* [Exercise description]:
Look through the material and tally each line bearing the word "Varna". Give only the total.

====

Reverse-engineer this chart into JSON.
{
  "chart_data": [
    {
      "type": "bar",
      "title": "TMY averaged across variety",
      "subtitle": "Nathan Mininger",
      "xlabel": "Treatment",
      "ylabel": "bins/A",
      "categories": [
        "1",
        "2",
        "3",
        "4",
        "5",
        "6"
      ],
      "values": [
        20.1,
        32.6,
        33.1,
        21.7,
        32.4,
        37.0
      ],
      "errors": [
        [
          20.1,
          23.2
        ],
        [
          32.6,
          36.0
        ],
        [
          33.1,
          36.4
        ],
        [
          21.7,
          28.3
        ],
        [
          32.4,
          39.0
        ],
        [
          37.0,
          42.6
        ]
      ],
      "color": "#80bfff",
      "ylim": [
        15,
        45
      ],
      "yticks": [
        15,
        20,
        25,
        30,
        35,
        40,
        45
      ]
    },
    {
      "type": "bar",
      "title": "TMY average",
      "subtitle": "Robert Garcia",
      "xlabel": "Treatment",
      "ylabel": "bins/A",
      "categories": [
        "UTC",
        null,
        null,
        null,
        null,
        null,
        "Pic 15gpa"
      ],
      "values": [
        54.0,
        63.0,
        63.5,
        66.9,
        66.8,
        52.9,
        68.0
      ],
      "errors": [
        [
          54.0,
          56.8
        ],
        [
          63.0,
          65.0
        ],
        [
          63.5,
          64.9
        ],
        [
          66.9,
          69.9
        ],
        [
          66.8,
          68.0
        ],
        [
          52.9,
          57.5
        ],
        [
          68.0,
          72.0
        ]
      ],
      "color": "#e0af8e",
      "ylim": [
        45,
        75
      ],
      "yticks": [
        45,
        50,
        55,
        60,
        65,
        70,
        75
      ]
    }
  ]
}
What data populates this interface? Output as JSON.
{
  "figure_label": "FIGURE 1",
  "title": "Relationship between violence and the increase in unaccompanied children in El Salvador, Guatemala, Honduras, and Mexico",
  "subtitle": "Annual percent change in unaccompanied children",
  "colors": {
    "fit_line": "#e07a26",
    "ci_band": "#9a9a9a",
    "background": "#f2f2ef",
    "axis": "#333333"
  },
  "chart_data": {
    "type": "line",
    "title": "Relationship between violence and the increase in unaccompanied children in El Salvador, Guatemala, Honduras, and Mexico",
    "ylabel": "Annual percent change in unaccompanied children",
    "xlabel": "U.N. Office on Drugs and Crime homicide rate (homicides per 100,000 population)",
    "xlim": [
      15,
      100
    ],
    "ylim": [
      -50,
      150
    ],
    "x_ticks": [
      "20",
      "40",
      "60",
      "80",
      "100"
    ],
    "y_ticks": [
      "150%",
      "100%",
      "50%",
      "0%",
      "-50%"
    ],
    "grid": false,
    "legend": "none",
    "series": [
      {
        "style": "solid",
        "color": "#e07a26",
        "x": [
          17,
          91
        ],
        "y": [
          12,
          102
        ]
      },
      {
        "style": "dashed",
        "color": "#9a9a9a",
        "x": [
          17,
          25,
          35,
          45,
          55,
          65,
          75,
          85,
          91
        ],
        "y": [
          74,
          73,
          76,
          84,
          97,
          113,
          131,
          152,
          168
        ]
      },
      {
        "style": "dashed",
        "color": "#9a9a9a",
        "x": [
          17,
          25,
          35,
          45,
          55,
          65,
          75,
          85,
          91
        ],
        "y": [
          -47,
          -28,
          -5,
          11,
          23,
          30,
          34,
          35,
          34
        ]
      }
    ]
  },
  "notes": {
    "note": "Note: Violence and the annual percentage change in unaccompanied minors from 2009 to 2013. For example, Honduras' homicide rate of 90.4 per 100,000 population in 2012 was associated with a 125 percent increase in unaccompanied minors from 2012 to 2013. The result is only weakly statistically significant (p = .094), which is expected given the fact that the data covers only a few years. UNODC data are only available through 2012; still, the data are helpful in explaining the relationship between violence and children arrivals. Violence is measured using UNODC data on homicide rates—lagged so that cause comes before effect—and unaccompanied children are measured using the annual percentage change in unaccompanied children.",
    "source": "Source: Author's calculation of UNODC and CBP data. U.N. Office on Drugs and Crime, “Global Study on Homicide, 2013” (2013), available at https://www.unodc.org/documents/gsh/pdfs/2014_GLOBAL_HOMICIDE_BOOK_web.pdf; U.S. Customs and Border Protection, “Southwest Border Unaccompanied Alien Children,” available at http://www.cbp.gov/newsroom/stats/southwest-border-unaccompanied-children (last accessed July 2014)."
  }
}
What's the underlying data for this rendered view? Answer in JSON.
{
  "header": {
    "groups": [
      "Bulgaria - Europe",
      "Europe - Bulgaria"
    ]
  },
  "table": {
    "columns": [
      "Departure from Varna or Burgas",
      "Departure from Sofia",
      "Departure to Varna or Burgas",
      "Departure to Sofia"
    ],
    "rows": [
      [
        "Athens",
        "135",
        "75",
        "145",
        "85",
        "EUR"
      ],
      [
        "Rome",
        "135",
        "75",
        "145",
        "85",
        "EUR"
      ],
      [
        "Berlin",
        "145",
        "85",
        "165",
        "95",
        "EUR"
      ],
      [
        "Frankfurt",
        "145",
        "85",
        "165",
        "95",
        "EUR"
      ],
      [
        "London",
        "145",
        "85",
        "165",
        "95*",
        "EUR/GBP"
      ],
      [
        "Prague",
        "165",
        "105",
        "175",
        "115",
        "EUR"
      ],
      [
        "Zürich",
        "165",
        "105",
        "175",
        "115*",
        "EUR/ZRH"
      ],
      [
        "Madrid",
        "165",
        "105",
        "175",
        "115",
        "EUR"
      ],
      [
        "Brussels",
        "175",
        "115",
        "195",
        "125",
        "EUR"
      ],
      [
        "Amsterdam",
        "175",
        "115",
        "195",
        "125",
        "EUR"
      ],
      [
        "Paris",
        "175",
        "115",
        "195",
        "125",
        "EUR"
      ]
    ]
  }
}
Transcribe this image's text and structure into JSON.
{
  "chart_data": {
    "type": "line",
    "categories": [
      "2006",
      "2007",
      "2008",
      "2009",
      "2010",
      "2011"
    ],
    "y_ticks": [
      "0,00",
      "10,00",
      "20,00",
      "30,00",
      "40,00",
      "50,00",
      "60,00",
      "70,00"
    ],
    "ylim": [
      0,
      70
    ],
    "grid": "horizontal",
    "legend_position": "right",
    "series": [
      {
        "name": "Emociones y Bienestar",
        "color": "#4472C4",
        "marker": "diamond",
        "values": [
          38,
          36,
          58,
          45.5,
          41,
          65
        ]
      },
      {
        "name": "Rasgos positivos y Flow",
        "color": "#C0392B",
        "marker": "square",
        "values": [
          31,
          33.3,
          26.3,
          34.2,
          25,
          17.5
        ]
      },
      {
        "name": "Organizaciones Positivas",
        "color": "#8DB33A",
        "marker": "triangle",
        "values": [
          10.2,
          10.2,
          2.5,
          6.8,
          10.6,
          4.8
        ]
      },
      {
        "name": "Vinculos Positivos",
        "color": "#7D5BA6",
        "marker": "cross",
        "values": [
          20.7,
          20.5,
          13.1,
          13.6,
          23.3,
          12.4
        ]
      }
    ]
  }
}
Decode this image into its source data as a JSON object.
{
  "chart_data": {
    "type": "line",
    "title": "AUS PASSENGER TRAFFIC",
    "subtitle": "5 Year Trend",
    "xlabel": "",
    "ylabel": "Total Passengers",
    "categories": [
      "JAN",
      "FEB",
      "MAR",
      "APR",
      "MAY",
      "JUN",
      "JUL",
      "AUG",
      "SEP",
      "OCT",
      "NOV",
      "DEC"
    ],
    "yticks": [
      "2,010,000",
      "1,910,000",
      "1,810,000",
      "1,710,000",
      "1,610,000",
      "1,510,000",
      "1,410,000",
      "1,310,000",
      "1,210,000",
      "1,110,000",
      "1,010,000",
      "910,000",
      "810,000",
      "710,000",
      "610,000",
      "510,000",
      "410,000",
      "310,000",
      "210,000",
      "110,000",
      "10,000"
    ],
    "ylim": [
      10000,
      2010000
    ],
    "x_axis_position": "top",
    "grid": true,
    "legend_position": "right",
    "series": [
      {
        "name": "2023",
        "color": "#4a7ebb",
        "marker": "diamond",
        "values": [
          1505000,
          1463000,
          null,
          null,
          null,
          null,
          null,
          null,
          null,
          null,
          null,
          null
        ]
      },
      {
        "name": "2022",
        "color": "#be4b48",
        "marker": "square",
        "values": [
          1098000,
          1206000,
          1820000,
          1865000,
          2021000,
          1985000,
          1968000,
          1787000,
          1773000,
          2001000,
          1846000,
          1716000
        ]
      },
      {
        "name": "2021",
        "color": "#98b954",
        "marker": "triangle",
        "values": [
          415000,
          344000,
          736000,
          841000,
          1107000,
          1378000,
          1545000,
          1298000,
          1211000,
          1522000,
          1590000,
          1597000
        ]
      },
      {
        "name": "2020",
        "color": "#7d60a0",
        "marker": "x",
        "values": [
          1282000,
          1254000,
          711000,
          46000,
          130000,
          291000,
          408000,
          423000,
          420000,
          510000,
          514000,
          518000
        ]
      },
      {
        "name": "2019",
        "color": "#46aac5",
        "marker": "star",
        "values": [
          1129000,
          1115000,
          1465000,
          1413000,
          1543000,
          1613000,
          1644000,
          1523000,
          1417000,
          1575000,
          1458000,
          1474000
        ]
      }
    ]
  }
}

====

* [Output for this task]:
2